Goal: For the data below, report the number of lines that contain the string "亲爱的同学们" and nothing else.

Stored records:

==================================================

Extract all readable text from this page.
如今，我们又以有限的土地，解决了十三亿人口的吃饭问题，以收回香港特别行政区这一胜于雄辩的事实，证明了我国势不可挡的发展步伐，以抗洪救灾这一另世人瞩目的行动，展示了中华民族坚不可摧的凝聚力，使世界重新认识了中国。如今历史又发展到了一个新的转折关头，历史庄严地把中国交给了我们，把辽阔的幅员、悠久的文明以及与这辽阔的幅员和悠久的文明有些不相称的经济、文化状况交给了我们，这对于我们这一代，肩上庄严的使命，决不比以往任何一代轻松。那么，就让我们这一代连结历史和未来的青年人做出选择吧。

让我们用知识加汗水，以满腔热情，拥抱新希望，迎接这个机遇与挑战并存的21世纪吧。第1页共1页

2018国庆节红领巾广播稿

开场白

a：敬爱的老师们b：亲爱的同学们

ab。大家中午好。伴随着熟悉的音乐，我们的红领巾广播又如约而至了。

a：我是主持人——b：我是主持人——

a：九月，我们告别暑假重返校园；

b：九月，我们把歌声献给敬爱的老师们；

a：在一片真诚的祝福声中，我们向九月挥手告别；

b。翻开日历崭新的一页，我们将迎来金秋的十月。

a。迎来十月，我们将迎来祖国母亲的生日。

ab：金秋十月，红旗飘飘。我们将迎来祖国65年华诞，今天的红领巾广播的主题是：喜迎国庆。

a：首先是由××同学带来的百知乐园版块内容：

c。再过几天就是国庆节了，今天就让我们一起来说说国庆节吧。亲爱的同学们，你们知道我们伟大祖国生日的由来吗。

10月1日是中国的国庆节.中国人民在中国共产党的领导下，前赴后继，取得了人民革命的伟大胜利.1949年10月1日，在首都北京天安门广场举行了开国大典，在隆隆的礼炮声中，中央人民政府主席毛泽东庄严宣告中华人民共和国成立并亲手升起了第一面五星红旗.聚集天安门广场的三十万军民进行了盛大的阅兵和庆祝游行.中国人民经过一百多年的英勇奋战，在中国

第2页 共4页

==================================================

Written solution: 2